Raw data »

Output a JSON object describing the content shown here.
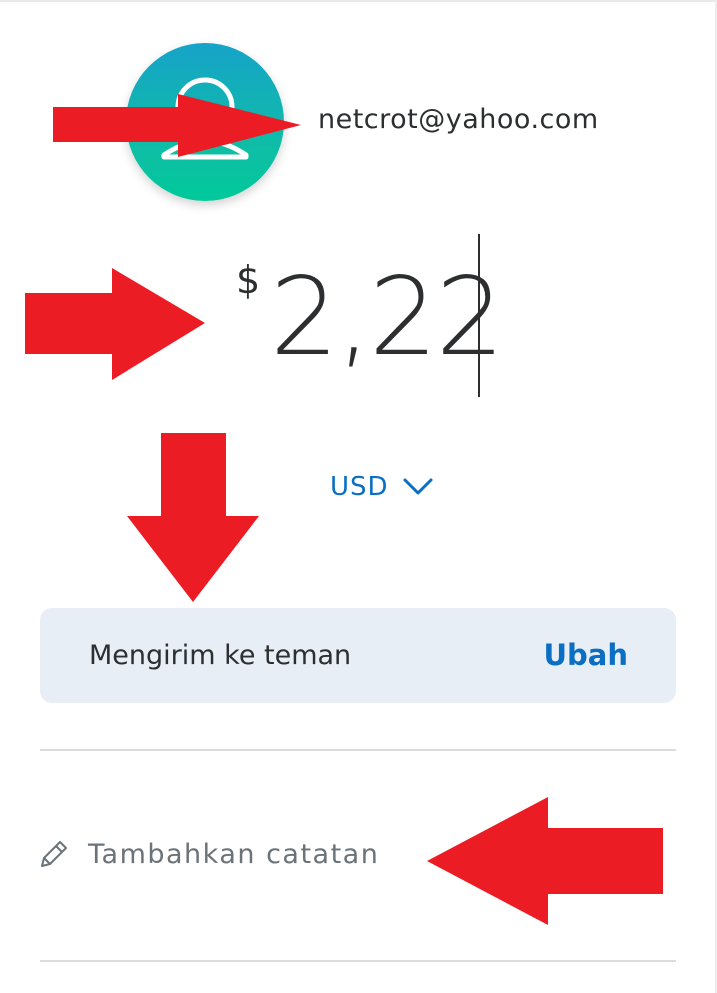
{
  "recipient": {
    "avatar_icon": "person-icon",
    "email": "netcrot@yahoo.com"
  },
  "amount": {
    "symbol": "$",
    "value": "2,22"
  },
  "currency": {
    "code": "USD",
    "icon": "chevron-down-icon"
  },
  "payment_type": {
    "label": "Mengirim ke teman",
    "change_label": "Ubah"
  },
  "note": {
    "icon": "pencil-icon",
    "placeholder": "Tambahkan catatan"
  },
  "colors": {
    "accent": "#0a6ec2",
    "annotation_arrow": "#ec1c24",
    "avatar_top": "#16a3c8",
    "avatar_bottom": "#00c99a",
    "type_box_bg": "#e8eef6"
  }
}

Written problem » Write the entries above out again exactly, but not the pictures.

Solution for this task »
Output a JSON object describing the content shown here.
{
  "recipient": {
    "avatar_icon": "person-icon",
    "email": "netcrot@yahoo.com"
  },
  "amount": {
    "symbol": "$",
    "value": "2,22"
  },
  "currency": {
    "code": "USD",
    "icon": "chevron-down-icon"
  },
  "payment_type": {
    "label": "Mengirim ke teman",
    "change_label": "Ubah"
  },
  "note": {
    "icon": "pencil-icon",
    "placeholder": "Tambahkan catatan"
  },
  "colors": {
    "accent": "#0a6ec2",
    "annotation_arrow": "#ec1c24",
    "avatar_top": "#16a3c8",
    "avatar_bottom": "#00c99a",
    "type_box_bg": "#e8eef6"
  }
}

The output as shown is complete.